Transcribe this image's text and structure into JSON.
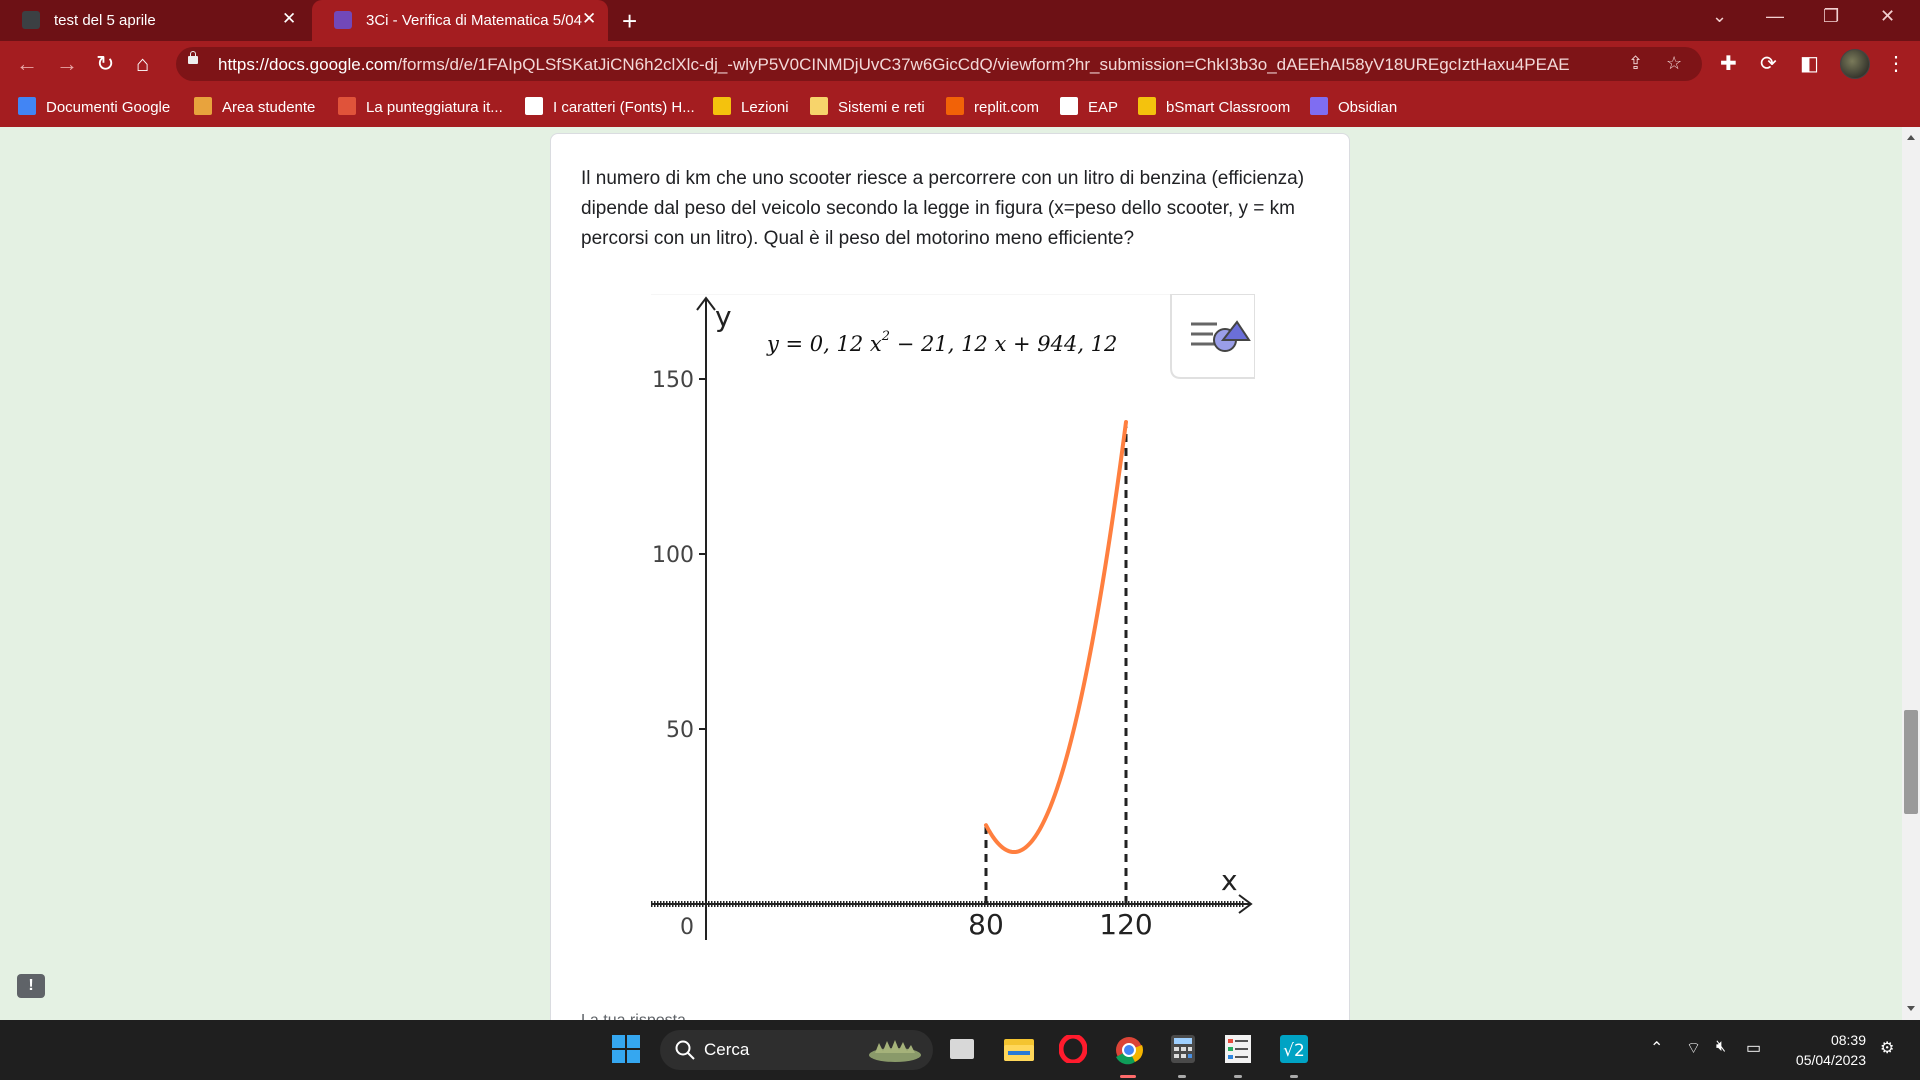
{
  "tabs": [
    {
      "title": "test del 5 aprile",
      "close": "✕"
    },
    {
      "title": "3Ci - Verifica di Matematica 5/04",
      "close": "✕"
    }
  ],
  "new_tab": "+",
  "window_controls": {
    "dropdown": "⌄",
    "minimize": "—",
    "restore": "❐",
    "close": "✕"
  },
  "address_bar": {
    "url_domain": "https://docs.google.com",
    "url_path": "/forms/d/e/1FAIpQLSfSKatJiCN6h2clXlc-dj_-wlyP5V0CINMDjUvC37w6GicCdQ/viewform?hr_submission=ChkI3b3o_dAEEhAI58yV18UREgcIztHaxu4PEAE"
  },
  "bookmarks": [
    {
      "label": "Documenti Google",
      "color": "#4285f4"
    },
    {
      "label": "Area studente",
      "color": "#e8a33d"
    },
    {
      "label": "La punteggiatura it...",
      "color": "#e0533a"
    },
    {
      "label": "I caratteri (Fonts) H...",
      "color": "#ffffff"
    },
    {
      "label": "Lezioni",
      "color": "#f4c20d"
    },
    {
      "label": "Sistemi e reti",
      "color": "#f7d46b"
    },
    {
      "label": "replit.com",
      "color": "#f26207"
    },
    {
      "label": "EAP",
      "color": "#ffffff"
    },
    {
      "label": "bSmart Classroom",
      "color": "#f4c20d"
    },
    {
      "label": "Obsidian",
      "color": "#7f6df2"
    }
  ],
  "question": {
    "text": "Il numero di km che uno scooter riesce a percorrere con un litro di benzina (efficienza) dipende dal peso del veicolo secondo la legge in figura (x=peso dello scooter, y = km percorsi con un litro). Qual è il peso del motorino meno efficiente?",
    "answer_label": "La tua risposta"
  },
  "graph": {
    "formula_prefix": "y = 0, 12 x",
    "formula_exp": "2",
    "formula_suffix": " − 21, 12 x + 944, 12",
    "x_axis_label": "x",
    "y_axis_label": "y",
    "origin_label": "0",
    "y_ticks": [
      {
        "value": 50,
        "label": "50"
      },
      {
        "value": 100,
        "label": "100"
      },
      {
        "value": 150,
        "label": "150"
      }
    ],
    "x_marks": [
      {
        "value": 80,
        "label": "80"
      },
      {
        "value": 120,
        "label": "120"
      }
    ],
    "function": {
      "a": 0.12,
      "b": -21.12,
      "c": 944.12,
      "x_from": 80,
      "x_to": 120
    },
    "curve_color": "#ff7f3f",
    "x_range": [
      0,
      160
    ],
    "y_range": [
      0,
      170
    ]
  },
  "feedback_icon": "!",
  "taskbar": {
    "search_label": "Cerca",
    "time": "08:39",
    "date": "05/04/2023"
  }
}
.....
CHALLENGE: Reproduce every line of the listing above in which the string "title" appears.

SOLUTION BELOW:
      "title": "test del 5 aprile",
      "title": "3Ci - Verifica di Matematica 5/04",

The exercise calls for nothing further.